[Raw data]:
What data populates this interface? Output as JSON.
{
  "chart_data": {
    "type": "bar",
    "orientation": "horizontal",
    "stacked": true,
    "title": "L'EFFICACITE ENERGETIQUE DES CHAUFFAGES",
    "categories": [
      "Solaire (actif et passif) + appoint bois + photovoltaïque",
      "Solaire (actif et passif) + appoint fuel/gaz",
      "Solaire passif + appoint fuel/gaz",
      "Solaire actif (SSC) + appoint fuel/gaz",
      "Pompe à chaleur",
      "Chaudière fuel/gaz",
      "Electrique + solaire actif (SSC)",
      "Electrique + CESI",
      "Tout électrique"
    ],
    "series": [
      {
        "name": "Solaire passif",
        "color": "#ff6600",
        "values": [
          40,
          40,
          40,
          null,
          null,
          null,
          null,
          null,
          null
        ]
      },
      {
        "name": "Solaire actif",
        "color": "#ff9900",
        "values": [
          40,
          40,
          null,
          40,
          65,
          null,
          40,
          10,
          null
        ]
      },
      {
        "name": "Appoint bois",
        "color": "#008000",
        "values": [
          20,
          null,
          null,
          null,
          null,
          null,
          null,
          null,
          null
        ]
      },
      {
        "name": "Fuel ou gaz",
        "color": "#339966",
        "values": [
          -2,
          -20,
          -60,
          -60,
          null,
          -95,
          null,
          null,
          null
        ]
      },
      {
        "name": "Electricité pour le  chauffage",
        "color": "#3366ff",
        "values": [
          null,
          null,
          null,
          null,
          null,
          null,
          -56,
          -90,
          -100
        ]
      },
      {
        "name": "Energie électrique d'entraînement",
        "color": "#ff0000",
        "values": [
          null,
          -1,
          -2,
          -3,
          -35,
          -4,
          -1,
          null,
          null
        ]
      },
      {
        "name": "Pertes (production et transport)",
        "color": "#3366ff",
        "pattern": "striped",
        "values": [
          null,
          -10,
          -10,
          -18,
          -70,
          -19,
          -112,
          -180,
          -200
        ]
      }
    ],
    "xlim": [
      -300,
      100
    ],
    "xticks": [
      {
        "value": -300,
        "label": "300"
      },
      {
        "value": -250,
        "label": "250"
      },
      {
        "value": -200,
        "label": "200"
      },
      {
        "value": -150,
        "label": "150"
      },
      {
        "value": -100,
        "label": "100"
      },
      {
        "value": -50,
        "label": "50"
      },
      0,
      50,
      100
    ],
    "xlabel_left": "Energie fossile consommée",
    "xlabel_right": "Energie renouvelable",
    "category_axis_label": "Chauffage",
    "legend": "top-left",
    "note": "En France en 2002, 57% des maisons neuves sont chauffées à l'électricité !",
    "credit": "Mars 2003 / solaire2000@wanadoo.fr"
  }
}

[Directions for this task]: Give back the whole listing exactly as it reads.

[Correct result]:
What data populates this interface? Output as JSON.
{
  "chart_data": {
    "type": "bar",
    "orientation": "horizontal",
    "stacked": true,
    "title": "L'EFFICACITE ENERGETIQUE DES CHAUFFAGES",
    "categories": [
      "Solaire (actif et passif) + appoint bois + photovoltaïque",
      "Solaire (actif et passif) + appoint fuel/gaz",
      "Solaire passif + appoint fuel/gaz",
      "Solaire actif (SSC) + appoint fuel/gaz",
      "Pompe à chaleur",
      "Chaudière fuel/gaz",
      "Electrique + solaire actif (SSC)",
      "Electrique + CESI",
      "Tout électrique"
    ],
    "series": [
      {
        "name": "Solaire passif",
        "color": "#ff6600",
        "values": [
          40,
          40,
          40,
          null,
          null,
          null,
          null,
          null,
          null
        ]
      },
      {
        "name": "Solaire actif",
        "color": "#ff9900",
        "values": [
          40,
          40,
          null,
          40,
          65,
          null,
          40,
          10,
          null
        ]
      },
      {
        "name": "Appoint bois",
        "color": "#008000",
        "values": [
          20,
          null,
          null,
          null,
          null,
          null,
          null,
          null,
          null
        ]
      },
      {
        "name": "Fuel ou gaz",
        "color": "#339966",
        "values": [
          -2,
          -20,
          -60,
          -60,
          null,
          -95,
          null,
          null,
          null
        ]
      },
      {
        "name": "Electricité pour le  chauffage",
        "color": "#3366ff",
        "values": [
          null,
          null,
          null,
          null,
          null,
          null,
          -56,
          -90,
          -100
        ]
      },
      {
        "name": "Energie électrique d'entraînement",
        "color": "#ff0000",
        "values": [
          null,
          -1,
          -2,
          -3,
          -35,
          -4,
          -1,
          null,
          null
        ]
      },
      {
        "name": "Pertes (production et transport)",
        "color": "#3366ff",
        "pattern": "striped",
        "values": [
          null,
          -10,
          -10,
          -18,
          -70,
          -19,
          -112,
          -180,
          -200
        ]
      }
    ],
    "xlim": [
      -300,
      100
    ],
    "xticks": [
      {
        "value": -300,
        "label": "300"
      },
      {
        "value": -250,
        "label": "250"
      },
      {
        "value": -200,
        "label": "200"
      },
      {
        "value": -150,
        "label": "150"
      },
      {
        "value": -100,
        "label": "100"
      },
      {
        "value": -50,
        "label": "50"
      },
      0,
      50,
      100
    ],
    "xlabel_left": "Energie fossile consommée",
    "xlabel_right": "Energie renouvelable",
    "category_axis_label": "Chauffage",
    "legend": "top-left",
    "note": "En France en 2002, 57% des maisons neuves sont chauffées à l'électricité !",
    "credit": "Mars 2003 / solaire2000@wanadoo.fr"
  }
}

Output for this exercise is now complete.